■ What to work on: Pull out every line with the word "folder" from the entries below.

## BEGIN

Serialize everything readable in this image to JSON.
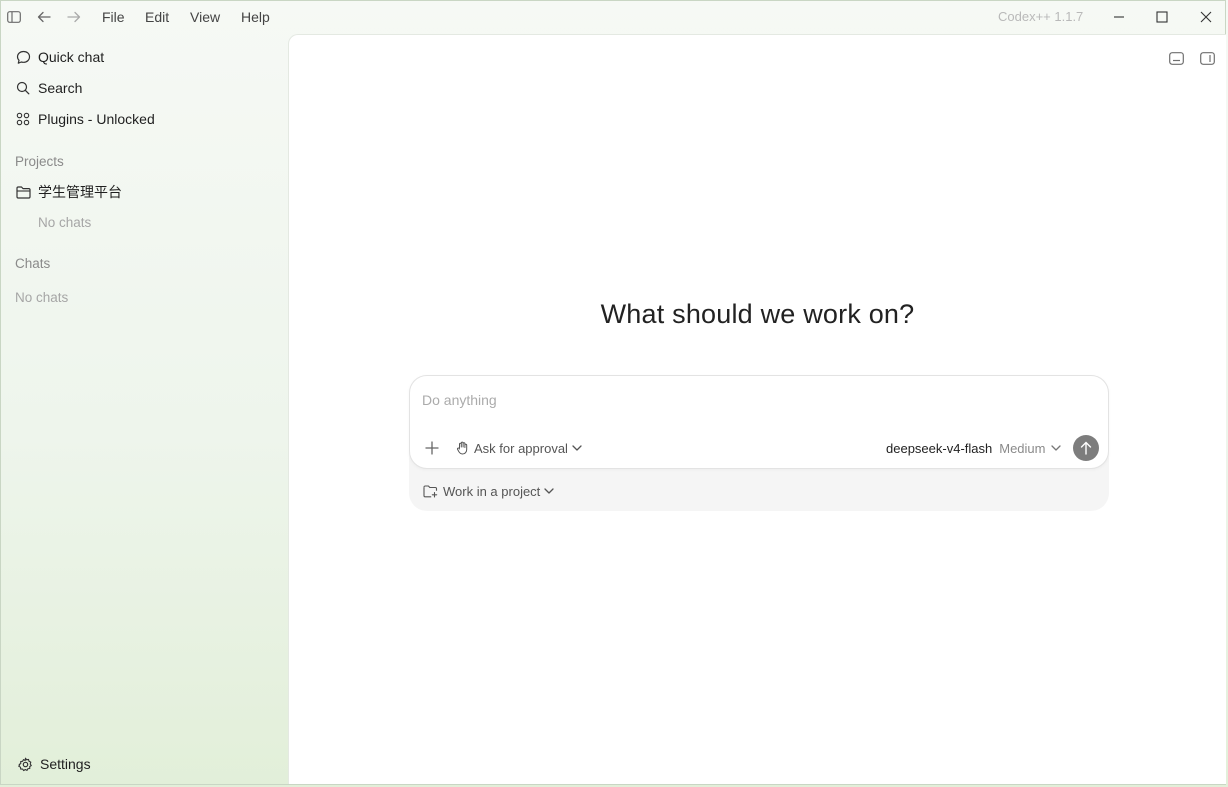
{
  "titlebar": {
    "menus": [
      "File",
      "Edit",
      "View",
      "Help"
    ],
    "app_version": "Codex++ 1.1.7"
  },
  "sidebar": {
    "nav": {
      "quick_chat": "Quick chat",
      "search": "Search",
      "plugins": "Plugins - Unlocked"
    },
    "projects_label": "Projects",
    "project": {
      "name": "学生管理平台",
      "empty": "No chats"
    },
    "chats_label": "Chats",
    "chats_empty": "No chats",
    "settings": "Settings"
  },
  "main": {
    "headline": "What should we work on?",
    "composer": {
      "placeholder": "Do anything",
      "value": "",
      "approval_label": "Ask for approval",
      "model_name": "deepseek-v4-flash",
      "effort_label": "Medium"
    },
    "project_selector": "Work in a project"
  },
  "icons": {
    "sidebar_toggle": "sidebar-toggle-icon",
    "back": "arrow-left-icon",
    "forward": "arrow-right-icon",
    "minimize": "minimize-icon",
    "maximize": "maximize-icon",
    "close": "close-icon",
    "quick_chat": "chat-bubble-icon",
    "search": "search-icon",
    "plugins": "grid-icon",
    "folder": "folder-icon",
    "settings": "gear-icon",
    "terminal_panel": "bottom-panel-icon",
    "side_panel": "side-panel-icon",
    "plus": "plus-icon",
    "hand": "hand-icon",
    "send": "arrow-up-icon",
    "project": "folder-plus-icon"
  },
  "colors": {
    "send_button": "#7d7d7d",
    "sidebar_bg": "#eef5ec",
    "main_bg": "#ffffff"
  }
}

## END

■ Answer for the task:
    "folder": "folder-icon",
    "project": "folder-plus-icon"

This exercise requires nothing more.